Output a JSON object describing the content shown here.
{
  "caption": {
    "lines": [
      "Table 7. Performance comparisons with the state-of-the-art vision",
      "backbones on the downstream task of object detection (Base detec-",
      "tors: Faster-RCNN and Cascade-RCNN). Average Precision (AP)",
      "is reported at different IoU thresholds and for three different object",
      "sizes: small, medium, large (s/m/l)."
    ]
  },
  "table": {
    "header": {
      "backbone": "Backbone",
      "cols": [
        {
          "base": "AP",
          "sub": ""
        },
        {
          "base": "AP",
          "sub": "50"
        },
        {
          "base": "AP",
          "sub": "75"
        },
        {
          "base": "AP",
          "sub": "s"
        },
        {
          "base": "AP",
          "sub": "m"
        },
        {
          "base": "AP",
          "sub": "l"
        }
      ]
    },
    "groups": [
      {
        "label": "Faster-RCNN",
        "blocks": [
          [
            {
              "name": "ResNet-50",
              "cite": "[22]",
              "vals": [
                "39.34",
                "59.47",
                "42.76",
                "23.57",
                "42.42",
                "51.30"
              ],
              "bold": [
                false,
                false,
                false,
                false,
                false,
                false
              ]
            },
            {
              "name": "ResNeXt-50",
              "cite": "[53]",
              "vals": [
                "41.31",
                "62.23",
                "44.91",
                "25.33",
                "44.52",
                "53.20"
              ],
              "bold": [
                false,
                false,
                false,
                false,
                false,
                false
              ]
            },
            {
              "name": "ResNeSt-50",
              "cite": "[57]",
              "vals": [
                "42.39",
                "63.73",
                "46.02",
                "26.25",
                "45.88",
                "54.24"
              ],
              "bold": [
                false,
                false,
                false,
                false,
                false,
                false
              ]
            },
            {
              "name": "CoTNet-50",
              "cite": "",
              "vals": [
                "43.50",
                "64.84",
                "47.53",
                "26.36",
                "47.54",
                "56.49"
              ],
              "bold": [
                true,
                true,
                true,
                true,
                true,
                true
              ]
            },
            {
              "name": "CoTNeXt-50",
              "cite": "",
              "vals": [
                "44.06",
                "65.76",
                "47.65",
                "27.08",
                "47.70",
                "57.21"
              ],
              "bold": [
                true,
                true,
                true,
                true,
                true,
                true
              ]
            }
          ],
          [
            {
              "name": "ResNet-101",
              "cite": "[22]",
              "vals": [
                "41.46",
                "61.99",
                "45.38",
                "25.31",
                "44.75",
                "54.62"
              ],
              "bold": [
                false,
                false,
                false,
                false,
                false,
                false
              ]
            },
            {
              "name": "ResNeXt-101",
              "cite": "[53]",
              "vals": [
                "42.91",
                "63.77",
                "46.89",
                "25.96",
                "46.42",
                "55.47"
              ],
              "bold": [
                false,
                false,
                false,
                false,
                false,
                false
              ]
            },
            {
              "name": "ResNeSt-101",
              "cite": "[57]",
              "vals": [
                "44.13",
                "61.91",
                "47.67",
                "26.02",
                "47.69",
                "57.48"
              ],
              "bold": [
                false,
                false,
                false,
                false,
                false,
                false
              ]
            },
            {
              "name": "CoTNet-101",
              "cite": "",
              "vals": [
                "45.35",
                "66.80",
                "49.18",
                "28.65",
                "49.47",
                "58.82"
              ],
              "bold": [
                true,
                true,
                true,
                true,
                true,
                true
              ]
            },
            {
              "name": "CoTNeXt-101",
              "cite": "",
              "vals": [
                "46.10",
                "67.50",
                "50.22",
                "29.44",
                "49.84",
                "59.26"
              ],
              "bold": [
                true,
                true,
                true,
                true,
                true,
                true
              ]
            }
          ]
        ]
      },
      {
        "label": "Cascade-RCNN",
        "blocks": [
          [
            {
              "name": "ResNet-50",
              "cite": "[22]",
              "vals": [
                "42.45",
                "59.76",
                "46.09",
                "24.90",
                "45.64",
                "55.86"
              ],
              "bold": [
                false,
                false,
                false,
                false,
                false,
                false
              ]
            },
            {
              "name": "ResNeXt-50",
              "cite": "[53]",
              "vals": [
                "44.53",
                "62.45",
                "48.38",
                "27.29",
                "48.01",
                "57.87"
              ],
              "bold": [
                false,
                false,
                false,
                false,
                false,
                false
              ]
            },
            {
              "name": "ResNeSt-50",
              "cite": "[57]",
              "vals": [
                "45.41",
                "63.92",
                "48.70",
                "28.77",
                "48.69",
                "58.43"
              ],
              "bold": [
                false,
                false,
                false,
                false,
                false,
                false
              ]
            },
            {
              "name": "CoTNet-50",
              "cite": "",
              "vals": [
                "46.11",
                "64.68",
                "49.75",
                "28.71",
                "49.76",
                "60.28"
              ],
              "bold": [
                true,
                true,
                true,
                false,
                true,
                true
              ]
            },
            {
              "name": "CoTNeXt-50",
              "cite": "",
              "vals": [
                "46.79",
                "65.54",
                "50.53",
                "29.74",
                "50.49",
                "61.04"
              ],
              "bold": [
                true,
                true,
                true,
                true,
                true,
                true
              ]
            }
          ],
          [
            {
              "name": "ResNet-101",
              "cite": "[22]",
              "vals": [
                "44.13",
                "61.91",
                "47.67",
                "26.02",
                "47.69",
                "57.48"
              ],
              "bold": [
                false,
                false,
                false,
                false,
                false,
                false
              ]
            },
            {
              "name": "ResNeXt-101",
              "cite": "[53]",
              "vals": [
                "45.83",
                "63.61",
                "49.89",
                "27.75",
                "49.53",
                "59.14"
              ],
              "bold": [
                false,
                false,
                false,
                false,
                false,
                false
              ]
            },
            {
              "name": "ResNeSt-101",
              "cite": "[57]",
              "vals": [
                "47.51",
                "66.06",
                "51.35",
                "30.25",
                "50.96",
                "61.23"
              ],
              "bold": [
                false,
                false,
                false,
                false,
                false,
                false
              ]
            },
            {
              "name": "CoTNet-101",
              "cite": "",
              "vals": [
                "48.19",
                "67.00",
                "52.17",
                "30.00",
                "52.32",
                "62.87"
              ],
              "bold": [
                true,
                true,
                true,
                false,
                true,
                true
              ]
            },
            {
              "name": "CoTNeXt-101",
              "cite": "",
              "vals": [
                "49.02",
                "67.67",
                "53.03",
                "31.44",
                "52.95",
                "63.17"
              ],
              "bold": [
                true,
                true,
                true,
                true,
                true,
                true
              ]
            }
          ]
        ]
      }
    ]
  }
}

════════════════

Output all preceding records character for character.

Result below -
Output a JSON object describing the content shown here.
{
  "caption": {
    "lines": [
      "Table 7. Performance comparisons with the state-of-the-art vision",
      "backbones on the downstream task of object detection (Base detec-",
      "tors: Faster-RCNN and Cascade-RCNN). Average Precision (AP)",
      "is reported at different IoU thresholds and for three different object",
      "sizes: small, medium, large (s/m/l)."
    ]
  },
  "table": {
    "header": {
      "backbone": "Backbone",
      "cols": [
        {
          "base": "AP",
          "sub": ""
        },
        {
          "base": "AP",
          "sub": "50"
        },
        {
          "base": "AP",
          "sub": "75"
        },
        {
          "base": "AP",
          "sub": "s"
        },
        {
          "base": "AP",
          "sub": "m"
        },
        {
          "base": "AP",
          "sub": "l"
        }
      ]
    },
    "groups": [
      {
        "label": "Faster-RCNN",
        "blocks": [
          [
            {
              "name": "ResNet-50",
              "cite": "[22]",
              "vals": [
                "39.34",
                "59.47",
                "42.76",
                "23.57",
                "42.42",
                "51.30"
              ],
              "bold": [
                false,
                false,
                false,
                false,
                false,
                false
              ]
            },
            {
              "name": "ResNeXt-50",
              "cite": "[53]",
              "vals": [
                "41.31",
                "62.23",
                "44.91",
                "25.33",
                "44.52",
                "53.20"
              ],
              "bold": [
                false,
                false,
                false,
                false,
                false,
                false
              ]
            },
            {
              "name": "ResNeSt-50",
              "cite": "[57]",
              "vals": [
                "42.39",
                "63.73",
                "46.02",
                "26.25",
                "45.88",
                "54.24"
              ],
              "bold": [
                false,
                false,
                false,
                false,
                false,
                false
              ]
            },
            {
              "name": "CoTNet-50",
              "cite": "",
              "vals": [
                "43.50",
                "64.84",
                "47.53",
                "26.36",
                "47.54",
                "56.49"
              ],
              "bold": [
                true,
                true,
                true,
                true,
                true,
                true
              ]
            },
            {
              "name": "CoTNeXt-50",
              "cite": "",
              "vals": [
                "44.06",
                "65.76",
                "47.65",
                "27.08",
                "47.70",
                "57.21"
              ],
              "bold": [
                true,
                true,
                true,
                true,
                true,
                true
              ]
            }
          ],
          [
            {
              "name": "ResNet-101",
              "cite": "[22]",
              "vals": [
                "41.46",
                "61.99",
                "45.38",
                "25.31",
                "44.75",
                "54.62"
              ],
              "bold": [
                false,
                false,
                false,
                false,
                false,
                false
              ]
            },
            {
              "name": "ResNeXt-101",
              "cite": "[53]",
              "vals": [
                "42.91",
                "63.77",
                "46.89",
                "25.96",
                "46.42",
                "55.47"
              ],
              "bold": [
                false,
                false,
                false,
                false,
                false,
                false
              ]
            },
            {
              "name": "ResNeSt-101",
              "cite": "[57]",
              "vals": [
                "44.13",
                "61.91",
                "47.67",
                "26.02",
                "47.69",
                "57.48"
              ],
              "bold": [
                false,
                false,
                false,
                false,
                false,
                false
              ]
            },
            {
              "name": "CoTNet-101",
              "cite": "",
              "vals": [
                "45.35",
                "66.80",
                "49.18",
                "28.65",
                "49.47",
                "58.82"
              ],
              "bold": [
                true,
                true,
                true,
                true,
                true,
                true
              ]
            },
            {
              "name": "CoTNeXt-101",
              "cite": "",
              "vals": [
                "46.10",
                "67.50",
                "50.22",
                "29.44",
                "49.84",
                "59.26"
              ],
              "bold": [
                true,
                true,
                true,
                true,
                true,
                true
              ]
            }
          ]
        ]
      },
      {
        "label": "Cascade-RCNN",
        "blocks": [
          [
            {
              "name": "ResNet-50",
              "cite": "[22]",
              "vals": [
                "42.45",
                "59.76",
                "46.09",
                "24.90",
                "45.64",
                "55.86"
              ],
              "bold": [
                false,
                false,
                false,
                false,
                false,
                false
              ]
            },
            {
              "name": "ResNeXt-50",
              "cite": "[53]",
              "vals": [
                "44.53",
                "62.45",
                "48.38",
                "27.29",
                "48.01",
                "57.87"
              ],
              "bold": [
                false,
                false,
                false,
                false,
                false,
                false
              ]
            },
            {
              "name": "ResNeSt-50",
              "cite": "[57]",
              "vals": [
                "45.41",
                "63.92",
                "48.70",
                "28.77",
                "48.69",
                "58.43"
              ],
              "bold": [
                false,
                false,
                false,
                false,
                false,
                false
              ]
            },
            {
              "name": "CoTNet-50",
              "cite": "",
              "vals": [
                "46.11",
                "64.68",
                "49.75",
                "28.71",
                "49.76",
                "60.28"
              ],
              "bold": [
                true,
                true,
                true,
                false,
                true,
                true
              ]
            },
            {
              "name": "CoTNeXt-50",
              "cite": "",
              "vals": [
                "46.79",
                "65.54",
                "50.53",
                "29.74",
                "50.49",
                "61.04"
              ],
              "bold": [
                true,
                true,
                true,
                true,
                true,
                true
              ]
            }
          ],
          [
            {
              "name": "ResNet-101",
              "cite": "[22]",
              "vals": [
                "44.13",
                "61.91",
                "47.67",
                "26.02",
                "47.69",
                "57.48"
              ],
              "bold": [
                false,
                false,
                false,
                false,
                false,
                false
              ]
            },
            {
              "name": "ResNeXt-101",
              "cite": "[53]",
              "vals": [
                "45.83",
                "63.61",
                "49.89",
                "27.75",
                "49.53",
                "59.14"
              ],
              "bold": [
                false,
                false,
                false,
                false,
                false,
                false
              ]
            },
            {
              "name": "ResNeSt-101",
              "cite": "[57]",
              "vals": [
                "47.51",
                "66.06",
                "51.35",
                "30.25",
                "50.96",
                "61.23"
              ],
              "bold": [
                false,
                false,
                false,
                false,
                false,
                false
              ]
            },
            {
              "name": "CoTNet-101",
              "cite": "",
              "vals": [
                "48.19",
                "67.00",
                "52.17",
                "30.00",
                "52.32",
                "62.87"
              ],
              "bold": [
                true,
                true,
                true,
                false,
                true,
                true
              ]
            },
            {
              "name": "CoTNeXt-101",
              "cite": "",
              "vals": [
                "49.02",
                "67.67",
                "53.03",
                "31.44",
                "52.95",
                "63.17"
              ],
              "bold": [
                true,
                true,
                true,
                true,
                true,
                true
              ]
            }
          ]
        ]
      }
    ]
  }
}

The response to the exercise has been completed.